=== Page ===

There are two things you need to know before we can talk about the Valeyard as being or idea. The first is that the concept for the character builds on, and is inspired by, the handling of regeneration from as far back as the second Doctor. The second and more important, is that the character came up at a time when the script editor and producer were at odds with one another – drastically affecting the quality of the whole season in which the Valeyard was featured, and the way he was eventually handled.
I’m going to try to minimise spoilers, so if I’m oddly vague about something that you think is common knowledge, be aware I’m trying to let people less well versed in the show’s history still have some of these surprises. Personally, if I know I’m going to read a specific book, or watch a specific film, I will usually avoid reading anything about it just so I can experience it as freshly as possible. That said, some spoilers are going to be unavoidable, especially when I talk about the Trial of a Time Lord season, and the Valeyard. There will almost certainly be spoilers in any comments.

===

● **Short problem**:
Answer these about the Valeyard piece:
1. The character concept draws on the handling of regeneration going back to which Doctor?
2. Which two people were at odds with one another when the character came up?
3. What does the writer usually avoid doing before reading a specific book or watching a specific film?

=== Records ===

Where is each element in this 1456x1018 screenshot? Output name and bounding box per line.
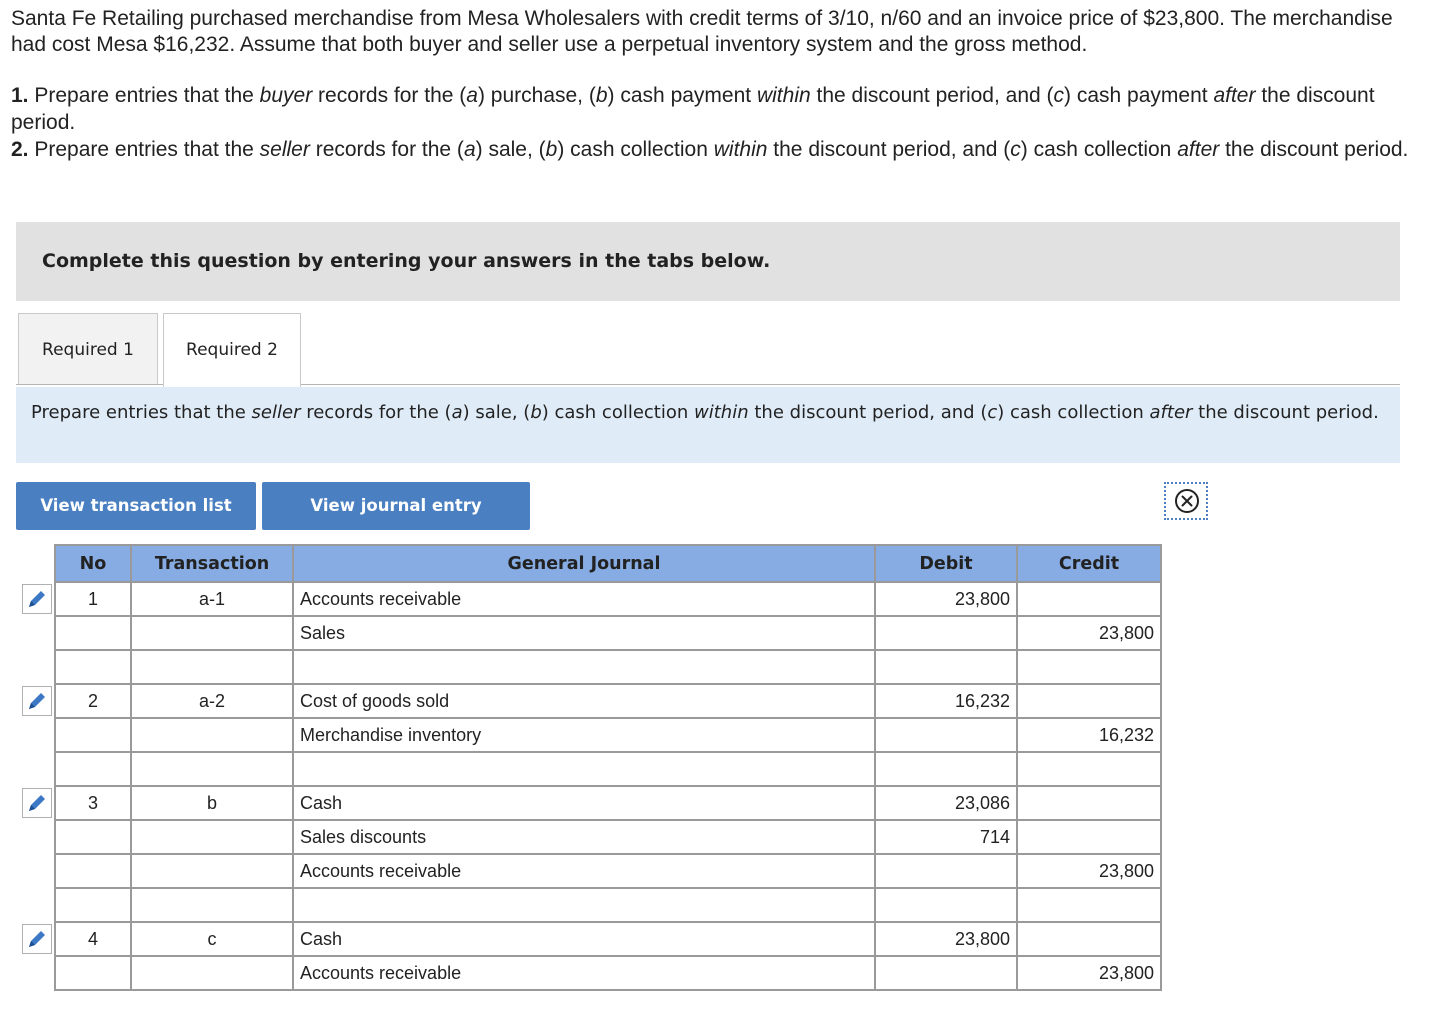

===
=== Records ===

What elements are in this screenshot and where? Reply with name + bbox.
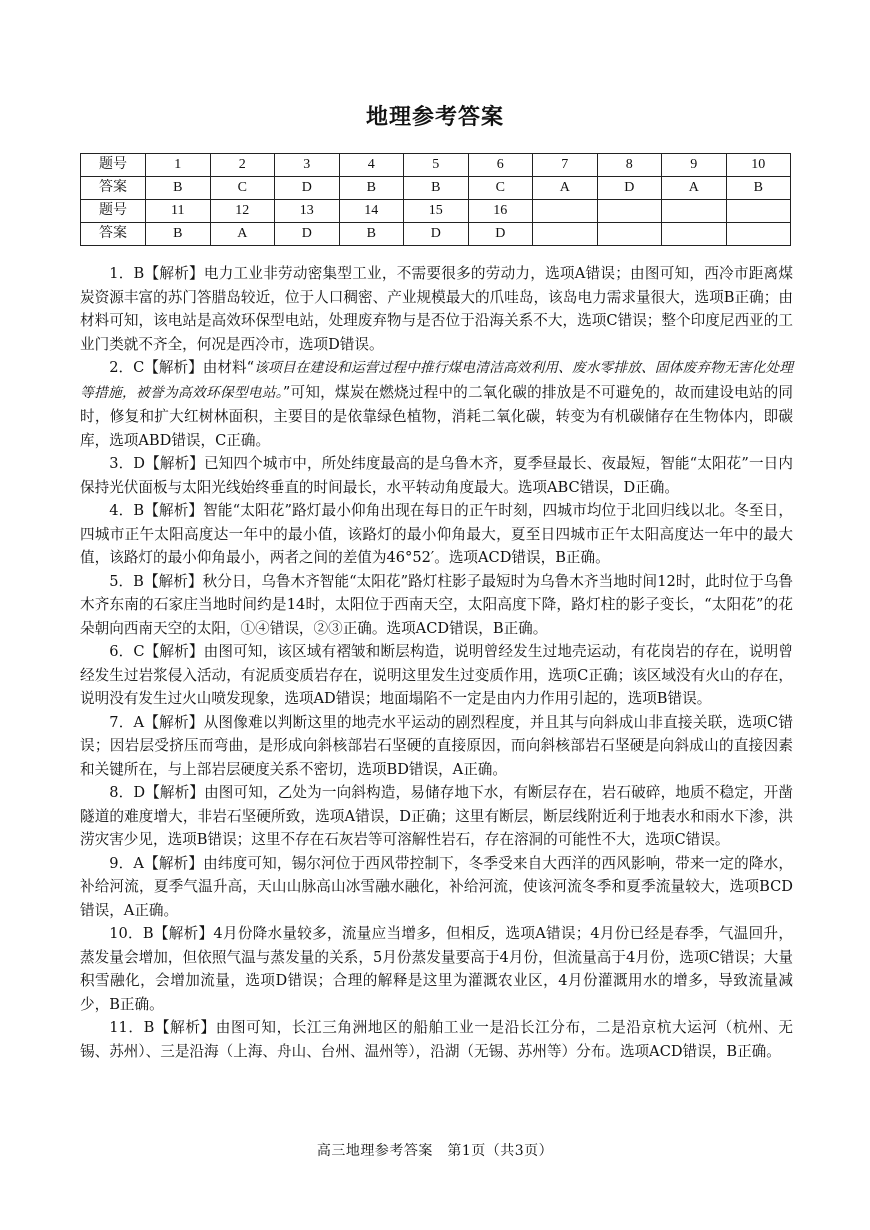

===

● **In response**:
1. The second Doctor.
2. The script editor and the producer.
3. Reading anything about it.